++++ EXTRACTED MATERIAL

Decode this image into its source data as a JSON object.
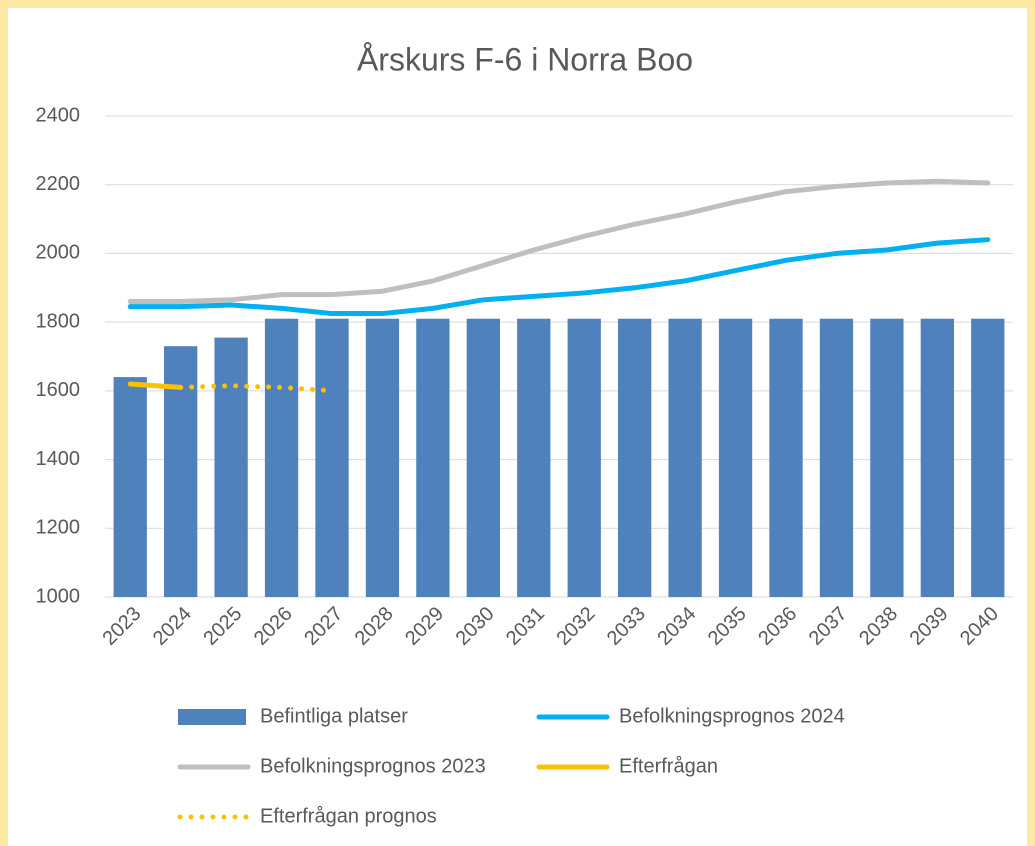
{
  "chart_data": {
    "type": "bar",
    "title": "Årskurs F-6 i Norra Boo",
    "categories": [
      "2023",
      "2024",
      "2025",
      "2026",
      "2027",
      "2028",
      "2029",
      "2030",
      "2031",
      "2032",
      "2033",
      "2034",
      "2035",
      "2036",
      "2037",
      "2038",
      "2039",
      "2040"
    ],
    "series": [
      {
        "name": "Befintliga platser",
        "type": "bar",
        "color": "#4f81bd",
        "values": [
          1640,
          1730,
          1755,
          1810,
          1810,
          1810,
          1810,
          1810,
          1810,
          1810,
          1810,
          1810,
          1810,
          1810,
          1810,
          1810,
          1810,
          1810
        ]
      },
      {
        "name": "Befolkningsprognos 2024",
        "type": "line",
        "color": "#00b0f0",
        "values": [
          1845,
          1845,
          1850,
          1840,
          1825,
          1825,
          1840,
          1865,
          1875,
          1885,
          1900,
          1920,
          1950,
          1980,
          2000,
          2010,
          2030,
          2040
        ]
      },
      {
        "name": "Befolkningsprognos 2023",
        "type": "line",
        "color": "#bfbfbf",
        "values": [
          1860,
          1860,
          1865,
          1880,
          1880,
          1890,
          1920,
          1965,
          2010,
          2050,
          2085,
          2115,
          2150,
          2180,
          2195,
          2205,
          2210,
          2205
        ]
      },
      {
        "name": "Efterfrågan",
        "type": "line",
        "color": "#ffc000",
        "values": [
          1620,
          1610,
          null,
          null,
          null,
          null,
          null,
          null,
          null,
          null,
          null,
          null,
          null,
          null,
          null,
          null,
          null,
          null
        ]
      },
      {
        "name": "Efterfrågan prognos",
        "type": "line",
        "color": "#ffc000",
        "line_style": "dotted",
        "values": [
          null,
          1610,
          1615,
          1610,
          1600,
          null,
          null,
          null,
          null,
          null,
          null,
          null,
          null,
          null,
          null,
          null,
          null,
          null
        ]
      }
    ],
    "ylim": [
      1000,
      2400
    ],
    "yticks": [
      1000,
      1200,
      1400,
      1600,
      1800,
      2000,
      2200,
      2400
    ],
    "grid": true,
    "legend": "bottom"
  }
}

++++++++

> [EXERCISE PROMPT]
Repeat the full listing above exactly, with no pictures in the copy.

> [REPLY TO THE TASK]
Decode this image into its source data as a JSON object.
{
  "chart_data": {
    "type": "bar",
    "title": "Årskurs F-6 i Norra Boo",
    "categories": [
      "2023",
      "2024",
      "2025",
      "2026",
      "2027",
      "2028",
      "2029",
      "2030",
      "2031",
      "2032",
      "2033",
      "2034",
      "2035",
      "2036",
      "2037",
      "2038",
      "2039",
      "2040"
    ],
    "series": [
      {
        "name": "Befintliga platser",
        "type": "bar",
        "color": "#4f81bd",
        "values": [
          1640,
          1730,
          1755,
          1810,
          1810,
          1810,
          1810,
          1810,
          1810,
          1810,
          1810,
          1810,
          1810,
          1810,
          1810,
          1810,
          1810,
          1810
        ]
      },
      {
        "name": "Befolkningsprognos 2024",
        "type": "line",
        "color": "#00b0f0",
        "values": [
          1845,
          1845,
          1850,
          1840,
          1825,
          1825,
          1840,
          1865,
          1875,
          1885,
          1900,
          1920,
          1950,
          1980,
          2000,
          2010,
          2030,
          2040
        ]
      },
      {
        "name": "Befolkningsprognos 2023",
        "type": "line",
        "color": "#bfbfbf",
        "values": [
          1860,
          1860,
          1865,
          1880,
          1880,
          1890,
          1920,
          1965,
          2010,
          2050,
          2085,
          2115,
          2150,
          2180,
          2195,
          2205,
          2210,
          2205
        ]
      },
      {
        "name": "Efterfrågan",
        "type": "line",
        "color": "#ffc000",
        "values": [
          1620,
          1610,
          null,
          null,
          null,
          null,
          null,
          null,
          null,
          null,
          null,
          null,
          null,
          null,
          null,
          null,
          null,
          null
        ]
      },
      {
        "name": "Efterfrågan prognos",
        "type": "line",
        "color": "#ffc000",
        "line_style": "dotted",
        "values": [
          null,
          1610,
          1615,
          1610,
          1600,
          null,
          null,
          null,
          null,
          null,
          null,
          null,
          null,
          null,
          null,
          null,
          null,
          null
        ]
      }
    ],
    "ylim": [
      1000,
      2400
    ],
    "yticks": [
      1000,
      1200,
      1400,
      1600,
      1800,
      2000,
      2200,
      2400
    ],
    "grid": true,
    "legend": "bottom"
  }
}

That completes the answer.